__Material to process__
****************
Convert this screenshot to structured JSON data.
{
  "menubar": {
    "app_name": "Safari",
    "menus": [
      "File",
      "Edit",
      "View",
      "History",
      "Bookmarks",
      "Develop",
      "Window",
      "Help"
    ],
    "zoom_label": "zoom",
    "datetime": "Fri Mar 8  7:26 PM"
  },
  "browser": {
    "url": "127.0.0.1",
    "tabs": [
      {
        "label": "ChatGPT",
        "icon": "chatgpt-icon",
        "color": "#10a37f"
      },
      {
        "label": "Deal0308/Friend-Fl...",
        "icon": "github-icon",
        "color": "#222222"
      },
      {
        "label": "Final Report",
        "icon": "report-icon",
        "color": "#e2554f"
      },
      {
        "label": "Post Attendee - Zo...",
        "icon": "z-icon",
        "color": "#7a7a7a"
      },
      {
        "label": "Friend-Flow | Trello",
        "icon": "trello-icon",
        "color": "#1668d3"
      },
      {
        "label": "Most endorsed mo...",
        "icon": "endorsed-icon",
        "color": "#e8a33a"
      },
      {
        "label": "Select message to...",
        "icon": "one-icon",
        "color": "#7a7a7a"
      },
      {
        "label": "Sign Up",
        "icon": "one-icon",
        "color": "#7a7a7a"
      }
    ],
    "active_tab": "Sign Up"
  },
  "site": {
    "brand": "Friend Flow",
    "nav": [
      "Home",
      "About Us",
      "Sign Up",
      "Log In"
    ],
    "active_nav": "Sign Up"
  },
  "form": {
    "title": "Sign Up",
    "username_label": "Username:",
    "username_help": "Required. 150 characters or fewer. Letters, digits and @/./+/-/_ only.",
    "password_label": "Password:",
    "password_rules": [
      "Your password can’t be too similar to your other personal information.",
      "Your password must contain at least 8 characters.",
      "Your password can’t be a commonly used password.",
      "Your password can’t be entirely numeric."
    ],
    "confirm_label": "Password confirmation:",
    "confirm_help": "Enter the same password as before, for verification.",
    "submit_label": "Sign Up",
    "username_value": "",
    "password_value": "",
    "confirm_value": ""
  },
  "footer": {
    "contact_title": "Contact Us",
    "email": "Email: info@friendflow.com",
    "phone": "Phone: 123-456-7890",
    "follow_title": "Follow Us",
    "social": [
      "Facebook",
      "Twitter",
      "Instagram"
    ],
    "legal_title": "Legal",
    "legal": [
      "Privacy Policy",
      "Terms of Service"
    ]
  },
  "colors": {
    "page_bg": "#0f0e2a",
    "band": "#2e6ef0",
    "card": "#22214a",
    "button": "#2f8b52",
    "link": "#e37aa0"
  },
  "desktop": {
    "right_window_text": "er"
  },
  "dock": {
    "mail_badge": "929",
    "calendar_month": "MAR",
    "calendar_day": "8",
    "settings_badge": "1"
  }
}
****************
__Set task__
Pull every line containing the word "endorsed" out of the entries above.

__The reply__
        "label": "Most endorsed mo...",
        "icon": "endorsed-icon",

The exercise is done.